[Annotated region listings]
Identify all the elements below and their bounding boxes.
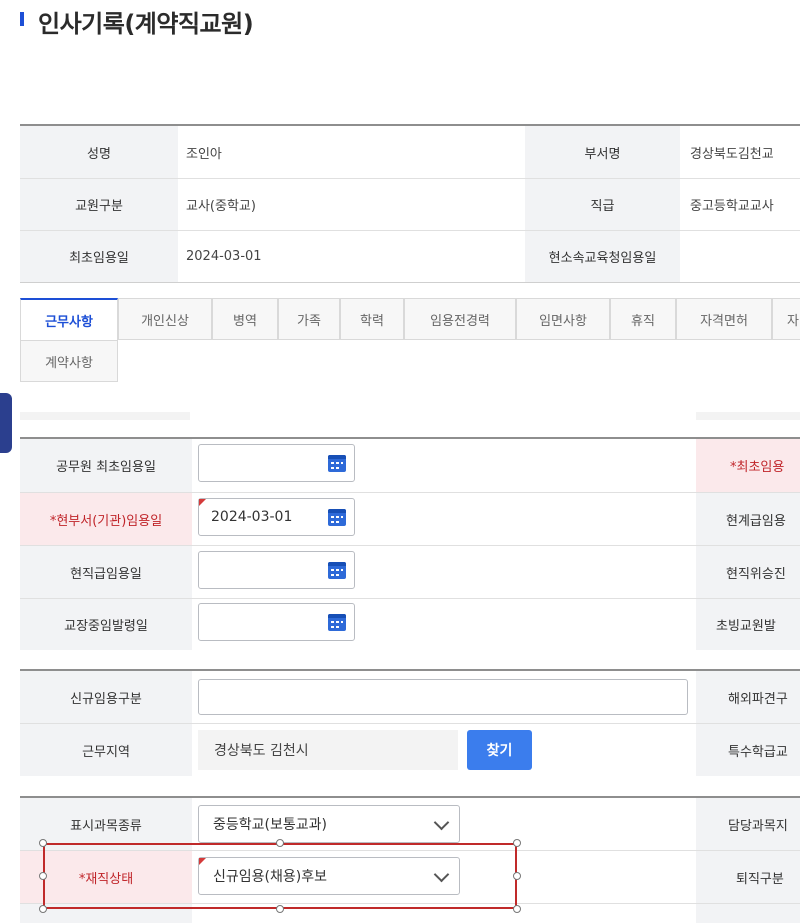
resize-handle[interactable] xyxy=(276,839,284,847)
summary-bottom-border xyxy=(20,282,800,283)
resize-handle[interactable] xyxy=(513,839,521,847)
side-panel-toggle[interactable] xyxy=(0,393,12,453)
new-appoint-type-label: 신규임용구분 xyxy=(20,671,192,723)
office-date-value xyxy=(690,231,800,282)
tab-leave[interactable]: 휴직 xyxy=(610,298,676,340)
calendar-icon[interactable] xyxy=(328,509,346,526)
principal-date-input[interactable] xyxy=(198,603,355,641)
subject-type-value: 중등학교(보통교과) xyxy=(213,817,327,833)
tab-more[interactable]: 자 xyxy=(772,298,800,340)
work-region-value: 경상북도 김천시 xyxy=(198,730,458,770)
tab-license[interactable]: 자격면허 xyxy=(676,298,772,340)
tab-content-spacer-gap xyxy=(190,412,696,420)
required-marker xyxy=(199,499,206,506)
special-class-right-label: 특수학급교 xyxy=(696,724,800,776)
chevron-down-icon xyxy=(433,814,450,831)
tab-family[interactable]: 가족 xyxy=(278,298,340,340)
dept-appoint-date-input[interactable]: 2024-03-01 xyxy=(198,498,355,536)
dept-appoint-date-label-text: *현부서(기관)임용일 xyxy=(49,513,163,529)
first-date-value: 2024-03-01 xyxy=(186,249,262,264)
grade-value: 중고등학교교사 xyxy=(690,199,774,214)
overseas-right-label: 해외파견구 xyxy=(696,671,800,723)
resize-handle[interactable] xyxy=(513,905,521,913)
subject-type-select[interactable]: 중등학교(보통교과) xyxy=(198,805,460,843)
resize-handle[interactable] xyxy=(276,905,284,913)
invited-teacher-right-label: 초빙교원발 xyxy=(696,599,800,650)
rank-appoint-right-label: 현계급임용 xyxy=(696,493,800,545)
principal-date-label: 교장중임발령일 xyxy=(20,599,192,650)
first-appoint-right-label-text: *최초임용 xyxy=(730,460,785,475)
name-value: 조인아 xyxy=(186,146,222,162)
resize-handle[interactable] xyxy=(39,872,47,880)
resize-handle[interactable] xyxy=(513,872,521,880)
work-region-label: 근무지역 xyxy=(20,724,192,776)
grade-appoint-date-label: 현직급임용일 xyxy=(20,546,192,598)
calendar-icon[interactable] xyxy=(328,562,346,579)
tab-prior-career[interactable]: 임용전경력 xyxy=(404,298,516,340)
dept-label: 부서명 xyxy=(525,126,680,178)
resize-handle[interactable] xyxy=(39,905,47,913)
dept-value: 경상북도김천교 xyxy=(690,146,774,162)
grade-appoint-date-input[interactable] xyxy=(198,551,355,589)
civil-first-date-label: 공무원 최초임용일 xyxy=(20,439,192,492)
find-button[interactable]: 찾기 xyxy=(467,730,532,770)
tab-education[interactable]: 학력 xyxy=(340,298,404,340)
resize-handle[interactable] xyxy=(39,839,47,847)
next-row-right-label xyxy=(696,904,800,923)
type-value: 교사(중학교) xyxy=(186,199,256,214)
tab-personal[interactable]: 개인신상 xyxy=(118,298,212,340)
type-label: 교원구분 xyxy=(20,179,178,230)
title-marker xyxy=(20,12,24,26)
new-appoint-type-input[interactable] xyxy=(198,679,688,715)
first-appoint-right-label: *최초임용 xyxy=(696,439,800,492)
position-promo-right-label: 현직위승진 xyxy=(696,546,800,598)
retire-type-right-label: 퇴직구분 xyxy=(696,851,800,903)
selection-frame xyxy=(43,843,517,909)
calendar-icon[interactable] xyxy=(328,455,346,472)
office-date-label: 현소속교육청임용일 xyxy=(525,231,680,282)
tab-military[interactable]: 병역 xyxy=(212,298,278,340)
calendar-icon[interactable] xyxy=(328,614,346,631)
civil-first-date-input[interactable] xyxy=(198,444,355,482)
dept-appoint-date-label: *현부서(기관)임용일 xyxy=(20,493,192,545)
subject-right-label: 담당과목지 xyxy=(696,798,800,850)
tab-work[interactable]: 근무사항 xyxy=(20,298,118,340)
name-label: 성명 xyxy=(20,126,178,178)
tab-contract[interactable]: 계약사항 xyxy=(20,340,118,382)
tab-appointment[interactable]: 임면사항 xyxy=(516,298,610,340)
grade-label: 직급 xyxy=(525,179,680,230)
page-title: 인사기록(계약직교원) xyxy=(38,10,254,38)
first-date-label: 최초임용일 xyxy=(20,231,178,282)
dept-appoint-date-value: 2024-03-01 xyxy=(211,509,293,525)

- What the exercise asks
In every item above, replace "resize-handle" with "drag-handle" and reproduce the lines otherwise unchanged, without the pictures.

- Result for this exercise
Identify all the elements below and their bounding boxes.
drag-handle[interactable] xyxy=(276,839,284,847)
summary-bottom-border xyxy=(20,282,800,283)
drag-handle[interactable] xyxy=(513,839,521,847)
side-panel-toggle[interactable] xyxy=(0,393,12,453)
new-appoint-type-label: 신규임용구분 xyxy=(20,671,192,723)
office-date-value xyxy=(690,231,800,282)
tab-leave[interactable]: 휴직 xyxy=(610,298,676,340)
calendar-icon[interactable] xyxy=(328,509,346,526)
principal-date-input[interactable] xyxy=(198,603,355,641)
subject-type-value: 중등학교(보통교과) xyxy=(213,817,327,833)
tab-more[interactable]: 자 xyxy=(772,298,800,340)
work-region-value: 경상북도 김천시 xyxy=(198,730,458,770)
tab-license[interactable]: 자격면허 xyxy=(676,298,772,340)
tab-content-spacer-gap xyxy=(190,412,696,420)
required-marker xyxy=(199,499,206,506)
special-class-right-label: 특수학급교 xyxy=(696,724,800,776)
chevron-down-icon xyxy=(433,814,450,831)
tab-family[interactable]: 가족 xyxy=(278,298,340,340)
dept-appoint-date-input[interactable]: 2024-03-01 xyxy=(198,498,355,536)
dept-appoint-date-label-text: *현부서(기관)임용일 xyxy=(49,513,163,529)
first-date-value: 2024-03-01 xyxy=(186,249,262,264)
grade-value: 중고등학교교사 xyxy=(690,199,774,214)
overseas-right-label: 해외파견구 xyxy=(696,671,800,723)
drag-handle[interactable] xyxy=(513,905,521,913)
subject-type-select[interactable]: 중등학교(보통교과) xyxy=(198,805,460,843)
drag-handle[interactable] xyxy=(276,905,284,913)
invited-teacher-right-label: 초빙교원발 xyxy=(696,599,800,650)
rank-appoint-right-label: 현계급임용 xyxy=(696,493,800,545)
principal-date-label: 교장중임발령일 xyxy=(20,599,192,650)
first-appoint-right-label-text: *최초임용 xyxy=(730,460,785,475)
name-value: 조인아 xyxy=(186,146,222,162)
drag-handle[interactable] xyxy=(39,872,47,880)
drag-handle[interactable] xyxy=(513,872,521,880)
work-region-label: 근무지역 xyxy=(20,724,192,776)
grade-appoint-date-label: 현직급임용일 xyxy=(20,546,192,598)
calendar-icon[interactable] xyxy=(328,562,346,579)
tab-prior-career[interactable]: 임용전경력 xyxy=(404,298,516,340)
dept-label: 부서명 xyxy=(525,126,680,178)
drag-handle[interactable] xyxy=(39,905,47,913)
dept-value: 경상북도김천교 xyxy=(690,146,774,162)
grade-appoint-date-input[interactable] xyxy=(198,551,355,589)
civil-first-date-label: 공무원 최초임용일 xyxy=(20,439,192,492)
find-button[interactable]: 찾기 xyxy=(467,730,532,770)
tab-education[interactable]: 학력 xyxy=(340,298,404,340)
drag-handle[interactable] xyxy=(39,839,47,847)
next-row-right-label xyxy=(696,904,800,923)
type-value: 교사(중학교) xyxy=(186,199,256,214)
tab-personal[interactable]: 개인신상 xyxy=(118,298,212,340)
type-label: 교원구분 xyxy=(20,179,178,230)
title-marker xyxy=(20,12,24,26)
new-appoint-type-input[interactable] xyxy=(198,679,688,715)
first-appoint-right-label: *최초임용 xyxy=(696,439,800,492)
position-promo-right-label: 현직위승진 xyxy=(696,546,800,598)
retire-type-right-label: 퇴직구분 xyxy=(696,851,800,903)
selection-frame xyxy=(43,843,517,909)
calendar-icon[interactable] xyxy=(328,455,346,472)
office-date-label: 현소속교육청임용일 xyxy=(525,231,680,282)
tab-military[interactable]: 병역 xyxy=(212,298,278,340)
calendar-icon[interactable] xyxy=(328,614,346,631)
civil-first-date-input[interactable] xyxy=(198,444,355,482)
dept-appoint-date-label: *현부서(기관)임용일 xyxy=(20,493,192,545)
subject-right-label: 담당과목지 xyxy=(696,798,800,850)
tab-work[interactable]: 근무사항 xyxy=(20,298,118,340)
name-label: 성명 xyxy=(20,126,178,178)
tab-contract[interactable]: 계약사항 xyxy=(20,340,118,382)
tab-appointment[interactable]: 임면사항 xyxy=(516,298,610,340)
grade-label: 직급 xyxy=(525,179,680,230)
page-title: 인사기록(계약직교원) xyxy=(38,10,254,38)
first-date-label: 최초임용일 xyxy=(20,231,178,282)
dept-appoint-date-value: 2024-03-01 xyxy=(211,509,293,525)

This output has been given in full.